--- BEGIN Dataset rows ---

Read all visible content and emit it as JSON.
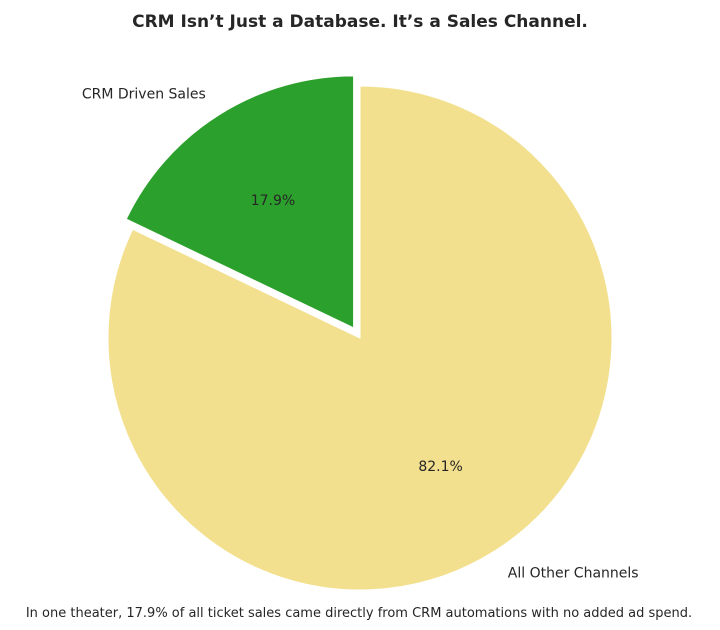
{
  "chart_data": {
    "type": "pie",
    "title": "CRM Isn’t Just a Database. It’s a Sales Channel.",
    "categories": [
      "CRM Driven Sales",
      "All Other Channels"
    ],
    "values": [
      17.9,
      82.1
    ],
    "value_labels": [
      "17.9%",
      "82.1%"
    ],
    "colors": [
      "#2ca02c",
      "#f2e08f"
    ],
    "exploded": [
      true,
      false
    ],
    "start_angle_deg": 90,
    "direction": "counterclockwise",
    "legend": "none",
    "footnote": "In one theater, 17.9% of all ticket sales came directly from CRM automations with no added ad spend."
  }
}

--- END Dataset rows ---

Work to do - Print the records above exactly as they stand, but leave out the pictures.

Final answer -
Read all visible content and emit it as JSON.
{
  "chart_data": {
    "type": "pie",
    "title": "CRM Isn’t Just a Database. It’s a Sales Channel.",
    "categories": [
      "CRM Driven Sales",
      "All Other Channels"
    ],
    "values": [
      17.9,
      82.1
    ],
    "value_labels": [
      "17.9%",
      "82.1%"
    ],
    "colors": [
      "#2ca02c",
      "#f2e08f"
    ],
    "exploded": [
      true,
      false
    ],
    "start_angle_deg": 90,
    "direction": "counterclockwise",
    "legend": "none",
    "footnote": "In one theater, 17.9% of all ticket sales came directly from CRM automations with no added ad spend."
  }
}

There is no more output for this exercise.